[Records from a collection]
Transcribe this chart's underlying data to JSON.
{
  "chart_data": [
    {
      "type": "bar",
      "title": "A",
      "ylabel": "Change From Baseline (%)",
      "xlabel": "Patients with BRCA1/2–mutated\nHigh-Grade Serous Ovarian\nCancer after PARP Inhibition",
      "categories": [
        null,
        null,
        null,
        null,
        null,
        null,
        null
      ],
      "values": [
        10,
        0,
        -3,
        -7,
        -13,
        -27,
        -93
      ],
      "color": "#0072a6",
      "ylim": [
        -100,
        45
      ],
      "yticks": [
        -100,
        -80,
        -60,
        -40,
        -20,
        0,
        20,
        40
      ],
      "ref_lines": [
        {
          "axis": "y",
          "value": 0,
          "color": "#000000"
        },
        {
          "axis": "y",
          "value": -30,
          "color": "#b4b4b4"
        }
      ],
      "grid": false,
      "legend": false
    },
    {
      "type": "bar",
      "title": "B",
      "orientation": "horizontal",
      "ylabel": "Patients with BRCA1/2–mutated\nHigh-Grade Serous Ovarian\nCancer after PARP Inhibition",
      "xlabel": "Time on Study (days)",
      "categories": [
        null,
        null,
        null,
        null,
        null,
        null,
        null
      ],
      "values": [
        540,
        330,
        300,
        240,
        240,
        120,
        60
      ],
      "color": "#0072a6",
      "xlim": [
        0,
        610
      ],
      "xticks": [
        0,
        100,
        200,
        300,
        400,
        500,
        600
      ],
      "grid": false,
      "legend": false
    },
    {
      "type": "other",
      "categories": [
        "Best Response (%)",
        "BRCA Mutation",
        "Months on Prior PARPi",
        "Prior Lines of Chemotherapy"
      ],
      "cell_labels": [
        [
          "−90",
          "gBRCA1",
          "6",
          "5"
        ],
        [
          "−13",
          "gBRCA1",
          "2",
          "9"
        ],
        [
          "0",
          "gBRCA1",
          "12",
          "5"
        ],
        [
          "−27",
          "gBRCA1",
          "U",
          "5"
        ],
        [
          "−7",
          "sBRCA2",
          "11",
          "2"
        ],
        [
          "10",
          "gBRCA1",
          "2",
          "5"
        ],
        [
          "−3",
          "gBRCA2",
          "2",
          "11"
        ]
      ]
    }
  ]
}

WHAT THIS TASK INVOLVES
Could you transcribe every entry exactly, without altering anything?

ANSWER SECTION
Transcribe this chart's underlying data to JSON.
{
  "chart_data": [
    {
      "type": "bar",
      "title": "A",
      "ylabel": "Change From Baseline (%)",
      "xlabel": "Patients with BRCA1/2–mutated\nHigh-Grade Serous Ovarian\nCancer after PARP Inhibition",
      "categories": [
        null,
        null,
        null,
        null,
        null,
        null,
        null
      ],
      "values": [
        10,
        0,
        -3,
        -7,
        -13,
        -27,
        -93
      ],
      "color": "#0072a6",
      "ylim": [
        -100,
        45
      ],
      "yticks": [
        -100,
        -80,
        -60,
        -40,
        -20,
        0,
        20,
        40
      ],
      "ref_lines": [
        {
          "axis": "y",
          "value": 0,
          "color": "#000000"
        },
        {
          "axis": "y",
          "value": -30,
          "color": "#b4b4b4"
        }
      ],
      "grid": false,
      "legend": false
    },
    {
      "type": "bar",
      "title": "B",
      "orientation": "horizontal",
      "ylabel": "Patients with BRCA1/2–mutated\nHigh-Grade Serous Ovarian\nCancer after PARP Inhibition",
      "xlabel": "Time on Study (days)",
      "categories": [
        null,
        null,
        null,
        null,
        null,
        null,
        null
      ],
      "values": [
        540,
        330,
        300,
        240,
        240,
        120,
        60
      ],
      "color": "#0072a6",
      "xlim": [
        0,
        610
      ],
      "xticks": [
        0,
        100,
        200,
        300,
        400,
        500,
        600
      ],
      "grid": false,
      "legend": false
    },
    {
      "type": "other",
      "categories": [
        "Best Response (%)",
        "BRCA Mutation",
        "Months on Prior PARPi",
        "Prior Lines of Chemotherapy"
      ],
      "cell_labels": [
        [
          "−90",
          "gBRCA1",
          "6",
          "5"
        ],
        [
          "−13",
          "gBRCA1",
          "2",
          "9"
        ],
        [
          "0",
          "gBRCA1",
          "12",
          "5"
        ],
        [
          "−27",
          "gBRCA1",
          "U",
          "5"
        ],
        [
          "−7",
          "sBRCA2",
          "11",
          "2"
        ],
        [
          "10",
          "gBRCA1",
          "2",
          "5"
        ],
        [
          "−3",
          "gBRCA2",
          "2",
          "11"
        ]
      ]
    }
  ]
}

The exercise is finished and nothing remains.